**WORK REQUIRED**
Please reproduce the data below word for word, leaving out the pictures.
#####
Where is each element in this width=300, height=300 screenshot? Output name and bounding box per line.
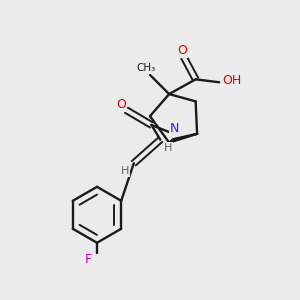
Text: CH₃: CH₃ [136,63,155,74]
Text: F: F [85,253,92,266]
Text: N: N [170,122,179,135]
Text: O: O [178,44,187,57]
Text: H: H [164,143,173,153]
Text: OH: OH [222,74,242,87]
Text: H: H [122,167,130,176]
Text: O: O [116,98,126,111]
#####
**RESPONSE**
Where is each element in this width=300, height=300 screenshot? Output name and bounding box per line.
Text: CH₃: CH₃ [136,63,155,74]
Text: F: F [85,253,92,266]
Text: N: N [170,122,179,135]
Text: O: O [178,44,187,57]
Text: H: H [164,143,173,153]
Text: OH: OH [222,74,242,87]
Text: H: H [122,167,130,176]
Text: O: O [116,98,126,111]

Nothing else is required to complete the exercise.